══ EXERCISE PASSAGE ══
Big Sur’s rugged mountains, crashing surf, and abundant wildlife have captivated generations of visitors. But the region has also attracted scientists bent on understanding this remarkable biological melting pot, where plants and animals from dramatically different ecosystems often mingle side by side. One biologist who has taken a close look is Paul Henson, who lived in the region in the 1980s and, with Don Usner, wrote The Natural History of Big Sur (University of California Press, 1996).
Big Sur attracts scientists due to its status as a biological melting pot. In no other part of the world do fog-loving coastal redwoods thrive on one slope of a canyon while arid-climate yuccas grow on the other, the book notes. Similarly, sea otters and cormorants live near dry-climate creatures like canyon wrens and whiptail lizards.
Henson, who now works for the U.S. Fish and Wildlife Service overseeing biological studies in Hawaii and other Pacific Islands, spoke with NATURE about Big Sur’s remarkable diversity.
How did you come to write this book?
I earned my undergraduate degree at the University of California, Santa Cruz, and did a lot of work at a university reserve called Big Creek that covers a big chunk of the Big Sur coast. Then, in the mid-1980s, I got a job doing sea otter research. During my down time, we started on the natural history guide. We realized that there was lots of good information floating around, but it hadn’t been consolidated in one place, and made accessible to scientists and understandable to regular readers. So we decided to do it.
What makes Big Sur unusual?
For lack of a better term, it represents a kind of harmonic convergence of different ecological zones. It’s where the north meets the south, for instance. What’s called the Oregonia province to the north meets the Californian province to the south. So you have redwood trees meeting cacti and intermingling. You have northern and southern species of marine alga. One minute, you are hiking along in a wet cool canyon, and all of a sudden there will be a cactus. One minute it smells like Oregon and the next it smells like Mexico.
The geology plays are role, right?
The geology and topography forms the basis for it all, and it has driven geologists crazy for years. It’s incredibly jumbled and complicated. You have all these faults and slices of rock that have moved over time. And then on top of that you have a very interesting climate. Big Sur has a Mediterranean climate, which it shares with just four or five other areas in the world. It’s a climate that is extremely conducive to a lot of plants doing well. Taken together, those things make it one of the most ecologically fascinating and diverse areas in North America.
Big Sur is one of the most ecologically diverse areas in North America. Big Sur has its share of rare species …
Yes. In the 1800s, it attracted a lot of famous botanists because there are plants there that grow nowhere else. The Santa Lucia mountains have a lot of unique species because, at times, that area has been an island. So plants and animals that lived there have been cut off from other populations and evolved in their own direction. Probably the most famous species is the Santa Lucia fir tree, which is found in just a few canyons and nowhere else in the world. It looks like a tree in a Dr. Seuss book — the top droops over and it has these interesting cones.
Do you have a favorite spot in Big Sur?
Probably the Little Sur River Valley in the Ventana Wilderness. It has such a great combination of giant redwood trees and really dry chaparral. It’s one of those places where you have very different ecosystems within spitting distance of each other.
How about a favorite animal?
Probably golden eagles. The raptor [bird of prey] populations there are amazing. There are places where you can sit on a hillside, look out, and see five or six different raptors in a minute — golden eagles, red shouldered hawks, kites, red tailed hawks, kestrels. It’s a great show.
═══
* _DIRECTIONS_:
(a) Copy the Big Sur interview between "Probably golden eagles." and "a great show.", inclusive, renaming "hillside" to "ridge" wherever it appears.
(b) Which kinds of raptor does the Big Sur interview list?
(c) How would you condense the Big Sur interview paragraph that begins "The geology and topography forms the basis" into a short list of its main points?
Rely only on the Big Sur interview when working out each answer.
══ RAW DATA ══
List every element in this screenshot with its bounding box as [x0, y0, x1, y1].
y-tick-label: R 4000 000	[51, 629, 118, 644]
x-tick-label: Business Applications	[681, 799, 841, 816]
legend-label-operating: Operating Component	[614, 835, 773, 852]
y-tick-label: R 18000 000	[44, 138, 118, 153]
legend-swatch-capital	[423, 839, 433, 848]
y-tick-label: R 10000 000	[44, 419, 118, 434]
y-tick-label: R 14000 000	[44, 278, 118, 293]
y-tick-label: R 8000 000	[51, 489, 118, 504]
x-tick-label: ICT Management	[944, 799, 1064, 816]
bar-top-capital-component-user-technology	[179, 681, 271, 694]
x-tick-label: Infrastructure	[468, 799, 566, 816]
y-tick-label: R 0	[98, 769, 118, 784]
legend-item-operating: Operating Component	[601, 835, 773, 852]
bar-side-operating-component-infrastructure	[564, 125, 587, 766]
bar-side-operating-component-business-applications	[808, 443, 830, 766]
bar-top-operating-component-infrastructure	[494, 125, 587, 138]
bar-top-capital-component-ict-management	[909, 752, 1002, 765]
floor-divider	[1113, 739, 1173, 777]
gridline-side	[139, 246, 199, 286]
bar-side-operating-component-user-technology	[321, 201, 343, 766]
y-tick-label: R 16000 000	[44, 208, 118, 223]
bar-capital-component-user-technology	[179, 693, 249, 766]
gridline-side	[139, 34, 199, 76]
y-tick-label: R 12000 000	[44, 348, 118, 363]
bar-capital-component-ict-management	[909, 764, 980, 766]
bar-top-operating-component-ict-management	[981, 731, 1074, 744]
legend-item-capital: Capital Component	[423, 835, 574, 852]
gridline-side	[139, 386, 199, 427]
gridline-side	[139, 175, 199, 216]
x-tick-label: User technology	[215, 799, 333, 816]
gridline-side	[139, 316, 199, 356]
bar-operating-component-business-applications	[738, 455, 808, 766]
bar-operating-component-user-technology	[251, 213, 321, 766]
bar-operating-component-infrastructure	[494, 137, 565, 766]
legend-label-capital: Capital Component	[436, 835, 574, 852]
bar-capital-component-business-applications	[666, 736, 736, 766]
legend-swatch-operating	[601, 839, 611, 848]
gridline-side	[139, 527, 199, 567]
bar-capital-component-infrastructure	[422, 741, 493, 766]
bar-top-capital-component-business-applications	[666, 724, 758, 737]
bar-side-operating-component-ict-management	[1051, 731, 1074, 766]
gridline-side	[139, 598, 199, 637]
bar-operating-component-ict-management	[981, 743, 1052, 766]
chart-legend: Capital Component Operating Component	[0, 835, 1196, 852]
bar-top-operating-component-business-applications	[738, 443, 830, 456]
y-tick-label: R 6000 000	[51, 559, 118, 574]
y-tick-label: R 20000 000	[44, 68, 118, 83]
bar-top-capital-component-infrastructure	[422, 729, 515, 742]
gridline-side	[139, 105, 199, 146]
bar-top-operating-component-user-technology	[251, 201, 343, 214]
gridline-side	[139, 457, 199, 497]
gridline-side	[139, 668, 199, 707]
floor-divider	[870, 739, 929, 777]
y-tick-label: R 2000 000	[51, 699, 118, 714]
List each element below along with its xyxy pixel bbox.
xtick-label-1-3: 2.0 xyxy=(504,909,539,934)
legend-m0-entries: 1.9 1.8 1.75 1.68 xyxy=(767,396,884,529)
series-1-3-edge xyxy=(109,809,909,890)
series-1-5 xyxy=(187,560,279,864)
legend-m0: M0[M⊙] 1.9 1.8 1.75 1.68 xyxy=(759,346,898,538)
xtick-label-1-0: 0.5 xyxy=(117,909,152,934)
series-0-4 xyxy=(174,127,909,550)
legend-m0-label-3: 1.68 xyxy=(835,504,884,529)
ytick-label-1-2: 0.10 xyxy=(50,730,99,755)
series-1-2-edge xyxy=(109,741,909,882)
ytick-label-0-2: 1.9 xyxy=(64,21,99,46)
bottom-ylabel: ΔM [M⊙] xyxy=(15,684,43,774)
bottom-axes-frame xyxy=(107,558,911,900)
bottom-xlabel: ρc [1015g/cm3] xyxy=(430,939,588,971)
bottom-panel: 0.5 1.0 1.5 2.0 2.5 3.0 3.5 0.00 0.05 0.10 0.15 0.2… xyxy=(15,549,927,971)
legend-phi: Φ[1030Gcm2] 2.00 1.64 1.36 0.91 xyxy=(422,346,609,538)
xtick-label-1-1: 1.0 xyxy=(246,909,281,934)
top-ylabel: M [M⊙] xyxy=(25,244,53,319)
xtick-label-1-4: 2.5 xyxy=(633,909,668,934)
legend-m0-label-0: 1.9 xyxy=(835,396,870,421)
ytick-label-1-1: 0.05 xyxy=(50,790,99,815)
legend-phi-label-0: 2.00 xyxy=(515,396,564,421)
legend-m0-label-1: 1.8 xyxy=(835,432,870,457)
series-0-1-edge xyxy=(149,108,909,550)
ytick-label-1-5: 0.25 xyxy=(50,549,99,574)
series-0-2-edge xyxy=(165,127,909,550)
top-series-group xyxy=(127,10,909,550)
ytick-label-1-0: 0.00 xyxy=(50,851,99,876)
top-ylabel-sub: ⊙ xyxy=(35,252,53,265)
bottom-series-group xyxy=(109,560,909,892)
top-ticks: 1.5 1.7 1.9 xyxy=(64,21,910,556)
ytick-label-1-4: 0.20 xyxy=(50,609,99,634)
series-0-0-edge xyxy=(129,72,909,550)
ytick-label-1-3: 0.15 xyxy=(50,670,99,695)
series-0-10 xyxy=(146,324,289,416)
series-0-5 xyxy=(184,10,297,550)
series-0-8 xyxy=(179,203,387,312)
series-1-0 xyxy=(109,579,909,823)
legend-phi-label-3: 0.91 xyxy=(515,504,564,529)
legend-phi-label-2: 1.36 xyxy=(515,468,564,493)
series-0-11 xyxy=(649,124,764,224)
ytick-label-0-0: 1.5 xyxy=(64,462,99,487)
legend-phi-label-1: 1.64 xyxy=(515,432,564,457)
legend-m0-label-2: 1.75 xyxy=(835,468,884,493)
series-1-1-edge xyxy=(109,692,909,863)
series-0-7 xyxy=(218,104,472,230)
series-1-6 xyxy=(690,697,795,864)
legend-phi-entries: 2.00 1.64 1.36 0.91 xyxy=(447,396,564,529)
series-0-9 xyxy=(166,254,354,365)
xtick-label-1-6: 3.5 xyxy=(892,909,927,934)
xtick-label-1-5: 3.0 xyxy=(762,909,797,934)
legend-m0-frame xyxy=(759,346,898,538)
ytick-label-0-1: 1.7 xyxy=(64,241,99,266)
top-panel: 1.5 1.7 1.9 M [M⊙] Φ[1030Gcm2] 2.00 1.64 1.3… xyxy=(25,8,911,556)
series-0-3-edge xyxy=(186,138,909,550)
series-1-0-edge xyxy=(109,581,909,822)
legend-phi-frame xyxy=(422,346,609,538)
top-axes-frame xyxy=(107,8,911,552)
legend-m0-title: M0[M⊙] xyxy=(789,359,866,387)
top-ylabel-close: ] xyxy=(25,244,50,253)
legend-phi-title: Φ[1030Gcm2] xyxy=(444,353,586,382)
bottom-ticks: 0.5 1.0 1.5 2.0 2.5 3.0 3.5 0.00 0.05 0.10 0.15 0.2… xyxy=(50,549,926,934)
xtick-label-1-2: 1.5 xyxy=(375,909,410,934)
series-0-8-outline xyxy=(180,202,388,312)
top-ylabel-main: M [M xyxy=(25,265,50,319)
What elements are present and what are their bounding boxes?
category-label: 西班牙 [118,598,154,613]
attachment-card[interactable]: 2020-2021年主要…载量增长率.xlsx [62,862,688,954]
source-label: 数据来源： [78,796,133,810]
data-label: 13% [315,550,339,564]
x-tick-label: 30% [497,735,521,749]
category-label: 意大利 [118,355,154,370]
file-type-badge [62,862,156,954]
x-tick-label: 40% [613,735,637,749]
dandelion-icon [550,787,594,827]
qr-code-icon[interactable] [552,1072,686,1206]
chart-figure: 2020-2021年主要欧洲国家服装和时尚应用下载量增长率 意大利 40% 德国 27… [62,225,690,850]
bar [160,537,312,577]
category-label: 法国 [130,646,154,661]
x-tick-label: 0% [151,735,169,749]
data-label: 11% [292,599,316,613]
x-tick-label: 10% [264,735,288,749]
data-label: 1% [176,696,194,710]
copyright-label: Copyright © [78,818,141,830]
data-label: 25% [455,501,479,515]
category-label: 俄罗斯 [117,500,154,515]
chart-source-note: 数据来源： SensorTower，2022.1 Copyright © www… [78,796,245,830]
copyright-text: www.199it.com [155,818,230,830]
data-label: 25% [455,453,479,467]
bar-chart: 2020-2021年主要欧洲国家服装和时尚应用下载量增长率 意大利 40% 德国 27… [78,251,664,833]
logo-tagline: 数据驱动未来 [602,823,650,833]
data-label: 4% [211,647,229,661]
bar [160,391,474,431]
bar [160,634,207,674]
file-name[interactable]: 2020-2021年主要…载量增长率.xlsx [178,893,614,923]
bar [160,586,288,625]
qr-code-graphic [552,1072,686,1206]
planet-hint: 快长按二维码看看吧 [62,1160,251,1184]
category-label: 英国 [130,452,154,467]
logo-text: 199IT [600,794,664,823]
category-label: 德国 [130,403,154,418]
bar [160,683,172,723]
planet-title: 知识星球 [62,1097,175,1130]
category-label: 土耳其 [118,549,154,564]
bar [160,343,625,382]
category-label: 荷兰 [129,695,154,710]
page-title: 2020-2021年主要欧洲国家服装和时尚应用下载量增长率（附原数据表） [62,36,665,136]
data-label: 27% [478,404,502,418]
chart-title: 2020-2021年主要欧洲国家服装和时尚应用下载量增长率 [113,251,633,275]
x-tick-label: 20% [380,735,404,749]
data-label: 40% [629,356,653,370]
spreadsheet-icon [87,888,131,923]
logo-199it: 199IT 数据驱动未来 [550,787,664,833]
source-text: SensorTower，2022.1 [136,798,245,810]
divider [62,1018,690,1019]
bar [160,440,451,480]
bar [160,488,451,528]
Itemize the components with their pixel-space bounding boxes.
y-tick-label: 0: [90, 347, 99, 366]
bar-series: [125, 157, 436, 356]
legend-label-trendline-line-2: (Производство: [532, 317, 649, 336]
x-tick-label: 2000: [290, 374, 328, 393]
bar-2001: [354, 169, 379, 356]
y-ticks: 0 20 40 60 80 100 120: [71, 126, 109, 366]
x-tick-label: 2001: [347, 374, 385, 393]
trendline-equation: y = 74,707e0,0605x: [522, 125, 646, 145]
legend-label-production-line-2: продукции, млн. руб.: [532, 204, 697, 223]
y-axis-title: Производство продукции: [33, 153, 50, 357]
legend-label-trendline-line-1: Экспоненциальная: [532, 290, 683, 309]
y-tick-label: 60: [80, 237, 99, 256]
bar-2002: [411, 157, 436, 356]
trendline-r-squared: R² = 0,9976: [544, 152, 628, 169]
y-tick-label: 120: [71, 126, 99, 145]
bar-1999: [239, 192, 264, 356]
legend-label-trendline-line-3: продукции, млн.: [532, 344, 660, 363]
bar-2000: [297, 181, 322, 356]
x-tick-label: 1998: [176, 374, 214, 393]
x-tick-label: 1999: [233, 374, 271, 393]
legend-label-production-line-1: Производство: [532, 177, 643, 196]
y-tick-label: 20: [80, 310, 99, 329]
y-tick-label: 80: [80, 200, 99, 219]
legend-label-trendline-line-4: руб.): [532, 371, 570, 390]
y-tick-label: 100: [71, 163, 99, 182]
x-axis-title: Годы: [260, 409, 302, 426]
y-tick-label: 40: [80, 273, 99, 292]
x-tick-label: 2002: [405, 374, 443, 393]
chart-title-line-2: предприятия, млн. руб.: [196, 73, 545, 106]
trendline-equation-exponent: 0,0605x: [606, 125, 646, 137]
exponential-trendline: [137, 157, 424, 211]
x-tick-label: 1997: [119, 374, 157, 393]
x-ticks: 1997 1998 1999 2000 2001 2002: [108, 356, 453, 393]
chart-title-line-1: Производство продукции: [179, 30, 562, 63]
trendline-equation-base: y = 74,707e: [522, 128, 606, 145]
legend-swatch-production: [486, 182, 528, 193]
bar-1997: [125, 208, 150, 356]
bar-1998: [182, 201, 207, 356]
═══
* _SOLUTIONS_:
(a)
Probably golden eagles. The raptor [bird of prey] populations there are amazing. There are places where you can sit on a ridge, look out, and see five or six different raptors in a minute — golden eagles, red shouldered hawks, kites, red tailed hawks, kestrels. It’s a great show.

(b)
- golden eagles
- red shouldered hawks
- kites
- red tailed hawks
- kestrels

(c)
- Big Sur's geology and topography form the basis of its ecology. They are jumbled and complicated, with many faults and slices of rock that have moved over time.
- Big Sur has a Mediterranean climate, which it shares with only four or five other areas in the world. This climate is extremely conducive to many plants.
- Together, these features make Big Sur one of the most ecologically fascinating and diverse areas in North America.